SHORT PROBLEM:
Print out each entry below exactly, please.

══ SUPPLIED RECORDS

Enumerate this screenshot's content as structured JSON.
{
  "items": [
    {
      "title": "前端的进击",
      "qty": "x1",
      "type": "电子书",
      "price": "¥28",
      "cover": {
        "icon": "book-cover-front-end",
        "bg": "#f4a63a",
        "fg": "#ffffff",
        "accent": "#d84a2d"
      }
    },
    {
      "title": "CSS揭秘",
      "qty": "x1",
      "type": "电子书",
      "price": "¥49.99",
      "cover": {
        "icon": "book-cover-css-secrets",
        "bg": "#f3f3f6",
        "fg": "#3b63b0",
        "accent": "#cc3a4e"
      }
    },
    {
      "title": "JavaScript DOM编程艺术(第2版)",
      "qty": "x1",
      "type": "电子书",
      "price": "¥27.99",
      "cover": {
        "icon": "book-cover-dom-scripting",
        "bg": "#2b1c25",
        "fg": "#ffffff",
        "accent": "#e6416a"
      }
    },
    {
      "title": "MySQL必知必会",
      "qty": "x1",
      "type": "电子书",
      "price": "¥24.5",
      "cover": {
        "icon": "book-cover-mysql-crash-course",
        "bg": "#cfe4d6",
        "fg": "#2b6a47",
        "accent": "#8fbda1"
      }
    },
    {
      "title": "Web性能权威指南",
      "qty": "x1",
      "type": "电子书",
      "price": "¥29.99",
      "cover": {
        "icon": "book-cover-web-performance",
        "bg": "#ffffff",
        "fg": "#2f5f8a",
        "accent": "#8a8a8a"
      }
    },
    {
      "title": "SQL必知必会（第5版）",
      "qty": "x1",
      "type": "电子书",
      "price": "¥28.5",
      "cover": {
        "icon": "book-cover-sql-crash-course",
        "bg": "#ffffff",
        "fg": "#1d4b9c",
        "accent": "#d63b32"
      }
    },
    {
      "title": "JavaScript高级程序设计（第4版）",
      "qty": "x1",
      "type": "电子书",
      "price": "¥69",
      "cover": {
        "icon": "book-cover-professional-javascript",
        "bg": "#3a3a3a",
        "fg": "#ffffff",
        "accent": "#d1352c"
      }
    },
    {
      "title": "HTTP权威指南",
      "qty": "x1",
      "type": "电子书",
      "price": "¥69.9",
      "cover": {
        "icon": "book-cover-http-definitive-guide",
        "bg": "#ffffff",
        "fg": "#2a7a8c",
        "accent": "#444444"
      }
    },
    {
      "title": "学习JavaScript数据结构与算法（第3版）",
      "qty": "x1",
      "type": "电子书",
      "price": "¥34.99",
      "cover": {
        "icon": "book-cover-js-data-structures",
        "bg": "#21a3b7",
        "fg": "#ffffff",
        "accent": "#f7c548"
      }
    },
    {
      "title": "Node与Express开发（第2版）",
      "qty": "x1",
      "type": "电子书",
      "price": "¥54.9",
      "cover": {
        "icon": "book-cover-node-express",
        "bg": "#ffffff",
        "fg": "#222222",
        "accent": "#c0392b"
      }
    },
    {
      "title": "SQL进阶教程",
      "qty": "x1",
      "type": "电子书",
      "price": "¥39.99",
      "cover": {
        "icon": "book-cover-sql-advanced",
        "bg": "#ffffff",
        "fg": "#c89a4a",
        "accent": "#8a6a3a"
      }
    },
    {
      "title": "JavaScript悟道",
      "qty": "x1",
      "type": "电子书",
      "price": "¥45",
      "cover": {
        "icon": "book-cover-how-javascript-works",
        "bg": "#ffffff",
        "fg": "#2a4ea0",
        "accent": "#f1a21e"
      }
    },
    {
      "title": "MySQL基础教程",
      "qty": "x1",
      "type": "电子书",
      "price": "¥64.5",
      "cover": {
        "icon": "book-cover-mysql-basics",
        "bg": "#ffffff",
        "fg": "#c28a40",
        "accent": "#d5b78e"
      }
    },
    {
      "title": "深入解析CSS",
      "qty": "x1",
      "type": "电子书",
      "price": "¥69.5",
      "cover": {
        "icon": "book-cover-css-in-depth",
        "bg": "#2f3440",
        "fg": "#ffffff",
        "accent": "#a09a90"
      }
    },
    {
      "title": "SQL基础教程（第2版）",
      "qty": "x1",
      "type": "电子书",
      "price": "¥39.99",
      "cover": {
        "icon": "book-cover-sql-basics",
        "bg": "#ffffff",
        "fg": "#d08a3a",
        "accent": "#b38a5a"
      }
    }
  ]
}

════

SOLUTION TO THIS EXERCISE:
Enumerate this screenshot's content as structured JSON.
{
  "items": [
    {
      "title": "前端的进击",
      "qty": "x1",
      "type": "电子书",
      "price": "¥28",
      "cover": {
        "icon": "book-cover-front-end",
        "bg": "#f4a63a",
        "fg": "#ffffff",
        "accent": "#d84a2d"
      }
    },
    {
      "title": "CSS揭秘",
      "qty": "x1",
      "type": "电子书",
      "price": "¥49.99",
      "cover": {
        "icon": "book-cover-css-secrets",
        "bg": "#f3f3f6",
        "fg": "#3b63b0",
        "accent": "#cc3a4e"
      }
    },
    {
      "title": "JavaScript DOM编程艺术(第2版)",
      "qty": "x1",
      "type": "电子书",
      "price": "¥27.99",
      "cover": {
        "icon": "book-cover-dom-scripting",
        "bg": "#2b1c25",
        "fg": "#ffffff",
        "accent": "#e6416a"
      }
    },
    {
      "title": "MySQL必知必会",
      "qty": "x1",
      "type": "电子书",
      "price": "¥24.5",
      "cover": {
        "icon": "book-cover-mysql-crash-course",
        "bg": "#cfe4d6",
        "fg": "#2b6a47",
        "accent": "#8fbda1"
      }
    },
    {
      "title": "Web性能权威指南",
      "qty": "x1",
      "type": "电子书",
      "price": "¥29.99",
      "cover": {
        "icon": "book-cover-web-performance",
        "bg": "#ffffff",
        "fg": "#2f5f8a",
        "accent": "#8a8a8a"
      }
    },
    {
      "title": "SQL必知必会（第5版）",
      "qty": "x1",
      "type": "电子书",
      "price": "¥28.5",
      "cover": {
        "icon": "book-cover-sql-crash-course",
        "bg": "#ffffff",
        "fg": "#1d4b9c",
        "accent": "#d63b32"
      }
    },
    {
      "title": "JavaScript高级程序设计（第4版）",
      "qty": "x1",
      "type": "电子书",
      "price": "¥69",
      "cover": {
        "icon": "book-cover-professional-javascript",
        "bg": "#3a3a3a",
        "fg": "#ffffff",
        "accent": "#d1352c"
      }
    },
    {
      "title": "HTTP权威指南",
      "qty": "x1",
      "type": "电子书",
      "price": "¥69.9",
      "cover": {
        "icon": "book-cover-http-definitive-guide",
        "bg": "#ffffff",
        "fg": "#2a7a8c",
        "accent": "#444444"
      }
    },
    {
      "title": "学习JavaScript数据结构与算法（第3版）",
      "qty": "x1",
      "type": "电子书",
      "price": "¥34.99",
      "cover": {
        "icon": "book-cover-js-data-structures",
        "bg": "#21a3b7",
        "fg": "#ffffff",
        "accent": "#f7c548"
      }
    },
    {
      "title": "Node与Express开发（第2版）",
      "qty": "x1",
      "type": "电子书",
      "price": "¥54.9",
      "cover": {
        "icon": "book-cover-node-express",
        "bg": "#ffffff",
        "fg": "#222222",
        "accent": "#c0392b"
      }
    },
    {
      "title": "SQL进阶教程",
      "qty": "x1",
      "type": "电子书",
      "price": "¥39.99",
      "cover": {
        "icon": "book-cover-sql-advanced",
        "bg": "#ffffff",
        "fg": "#c89a4a",
        "accent": "#8a6a3a"
      }
    },
    {
      "title": "JavaScript悟道",
      "qty": "x1",
      "type": "电子书",
      "price": "¥45",
      "cover": {
        "icon": "book-cover-how-javascript-works",
        "bg": "#ffffff",
        "fg": "#2a4ea0",
        "accent": "#f1a21e"
      }
    },
    {
      "title": "MySQL基础教程",
      "qty": "x1",
      "type": "电子书",
      "price": "¥64.5",
      "cover": {
        "icon": "book-cover-mysql-basics",
        "bg": "#ffffff",
        "fg": "#c28a40",
        "accent": "#d5b78e"
      }
    },
    {
      "title": "深入解析CSS",
      "qty": "x1",
      "type": "电子书",
      "price": "¥69.5",
      "cover": {
        "icon": "book-cover-css-in-depth",
        "bg": "#2f3440",
        "fg": "#ffffff",
        "accent": "#a09a90"
      }
    },
    {
      "title": "SQL基础教程（第2版）",
      "qty": "x1",
      "type": "电子书",
      "price": "¥39.99",
      "cover": {
        "icon": "book-cover-sql-basics",
        "bg": "#ffffff",
        "fg": "#d08a3a",
        "accent": "#b38a5a"
      }
    }
  ]
}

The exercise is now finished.